WORK INSTRUCTIONS: Identify each line below containing the string "JSON" and copy it.

RECORDS TO USE:
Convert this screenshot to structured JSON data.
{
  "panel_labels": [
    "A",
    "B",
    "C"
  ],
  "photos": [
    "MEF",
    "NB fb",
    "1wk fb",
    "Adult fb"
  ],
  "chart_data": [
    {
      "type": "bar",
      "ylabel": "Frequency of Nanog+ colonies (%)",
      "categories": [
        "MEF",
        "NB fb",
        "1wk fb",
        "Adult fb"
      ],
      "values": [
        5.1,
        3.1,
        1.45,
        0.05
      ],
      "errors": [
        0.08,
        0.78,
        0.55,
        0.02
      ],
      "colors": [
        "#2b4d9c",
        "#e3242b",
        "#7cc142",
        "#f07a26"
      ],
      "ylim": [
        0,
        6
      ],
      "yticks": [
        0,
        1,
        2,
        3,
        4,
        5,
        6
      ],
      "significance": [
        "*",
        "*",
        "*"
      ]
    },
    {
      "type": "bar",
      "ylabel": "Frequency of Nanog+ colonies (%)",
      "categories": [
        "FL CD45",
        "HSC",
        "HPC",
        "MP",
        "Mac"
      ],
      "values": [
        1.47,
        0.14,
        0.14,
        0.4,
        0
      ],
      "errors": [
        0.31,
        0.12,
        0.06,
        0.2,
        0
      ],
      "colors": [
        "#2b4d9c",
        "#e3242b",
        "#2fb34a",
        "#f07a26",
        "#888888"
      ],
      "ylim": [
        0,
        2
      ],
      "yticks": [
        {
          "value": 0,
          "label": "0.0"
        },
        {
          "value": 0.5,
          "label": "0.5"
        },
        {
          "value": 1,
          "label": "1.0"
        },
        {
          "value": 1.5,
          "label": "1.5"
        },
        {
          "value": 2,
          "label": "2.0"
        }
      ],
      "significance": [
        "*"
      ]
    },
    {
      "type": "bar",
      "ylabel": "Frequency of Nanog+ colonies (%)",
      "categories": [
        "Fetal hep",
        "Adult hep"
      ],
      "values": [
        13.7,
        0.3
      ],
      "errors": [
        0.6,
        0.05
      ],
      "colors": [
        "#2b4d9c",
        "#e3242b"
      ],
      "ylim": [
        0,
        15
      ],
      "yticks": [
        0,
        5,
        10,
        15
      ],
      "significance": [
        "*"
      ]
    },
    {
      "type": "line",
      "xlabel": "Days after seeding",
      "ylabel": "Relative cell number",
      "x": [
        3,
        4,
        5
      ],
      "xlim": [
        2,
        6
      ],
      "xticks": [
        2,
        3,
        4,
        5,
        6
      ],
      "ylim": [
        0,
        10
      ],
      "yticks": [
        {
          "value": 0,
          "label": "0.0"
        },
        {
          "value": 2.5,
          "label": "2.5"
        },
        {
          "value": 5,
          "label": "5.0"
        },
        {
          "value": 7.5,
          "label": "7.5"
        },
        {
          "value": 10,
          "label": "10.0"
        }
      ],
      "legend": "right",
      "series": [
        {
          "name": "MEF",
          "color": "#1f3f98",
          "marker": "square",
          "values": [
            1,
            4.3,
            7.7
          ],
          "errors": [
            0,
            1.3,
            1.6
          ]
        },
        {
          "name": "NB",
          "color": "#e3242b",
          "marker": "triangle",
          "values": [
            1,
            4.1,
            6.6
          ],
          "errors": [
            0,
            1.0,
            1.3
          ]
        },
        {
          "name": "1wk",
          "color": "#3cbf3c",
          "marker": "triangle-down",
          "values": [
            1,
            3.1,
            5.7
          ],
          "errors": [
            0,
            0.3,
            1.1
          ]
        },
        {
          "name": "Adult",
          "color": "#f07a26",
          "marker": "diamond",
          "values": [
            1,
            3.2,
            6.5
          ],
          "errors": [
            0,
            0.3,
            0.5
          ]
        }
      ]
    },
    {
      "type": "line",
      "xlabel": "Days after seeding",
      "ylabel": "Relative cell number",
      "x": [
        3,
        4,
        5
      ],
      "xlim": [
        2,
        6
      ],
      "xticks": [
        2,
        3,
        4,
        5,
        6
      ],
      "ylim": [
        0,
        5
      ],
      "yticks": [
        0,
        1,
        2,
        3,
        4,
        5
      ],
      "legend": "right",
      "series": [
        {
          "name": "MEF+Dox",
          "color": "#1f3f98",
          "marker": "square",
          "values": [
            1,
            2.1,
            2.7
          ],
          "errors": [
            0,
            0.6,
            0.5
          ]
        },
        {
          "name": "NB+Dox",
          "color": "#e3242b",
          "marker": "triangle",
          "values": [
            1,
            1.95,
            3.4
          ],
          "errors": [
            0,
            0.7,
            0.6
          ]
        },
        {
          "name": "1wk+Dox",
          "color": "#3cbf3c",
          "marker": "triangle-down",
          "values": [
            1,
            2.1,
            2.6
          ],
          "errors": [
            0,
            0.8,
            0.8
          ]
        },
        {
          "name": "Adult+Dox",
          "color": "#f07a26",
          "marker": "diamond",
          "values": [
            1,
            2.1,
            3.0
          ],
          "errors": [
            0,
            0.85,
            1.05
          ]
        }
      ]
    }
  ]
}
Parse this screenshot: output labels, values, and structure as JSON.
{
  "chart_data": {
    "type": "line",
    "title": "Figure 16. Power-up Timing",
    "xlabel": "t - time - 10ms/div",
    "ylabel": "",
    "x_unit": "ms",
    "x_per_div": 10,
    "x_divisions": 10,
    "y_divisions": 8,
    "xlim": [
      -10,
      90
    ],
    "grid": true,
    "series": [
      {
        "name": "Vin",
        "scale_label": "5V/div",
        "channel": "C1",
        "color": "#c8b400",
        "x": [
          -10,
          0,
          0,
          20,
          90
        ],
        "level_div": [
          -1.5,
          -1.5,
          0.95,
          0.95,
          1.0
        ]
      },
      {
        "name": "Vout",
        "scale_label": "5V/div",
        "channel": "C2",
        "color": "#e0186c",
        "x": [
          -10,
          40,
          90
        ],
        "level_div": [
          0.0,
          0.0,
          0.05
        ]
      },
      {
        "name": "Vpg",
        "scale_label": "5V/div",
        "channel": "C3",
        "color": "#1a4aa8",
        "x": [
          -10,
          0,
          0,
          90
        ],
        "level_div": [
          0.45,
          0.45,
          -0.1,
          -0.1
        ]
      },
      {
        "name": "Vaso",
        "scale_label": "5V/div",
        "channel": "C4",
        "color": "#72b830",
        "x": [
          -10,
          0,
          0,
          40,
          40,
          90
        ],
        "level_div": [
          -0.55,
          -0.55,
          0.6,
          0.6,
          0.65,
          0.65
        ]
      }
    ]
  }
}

WORKED SOLUTION:
Convert this screenshot to structured JSON data.
Parse this screenshot: output labels, values, and structure as JSON.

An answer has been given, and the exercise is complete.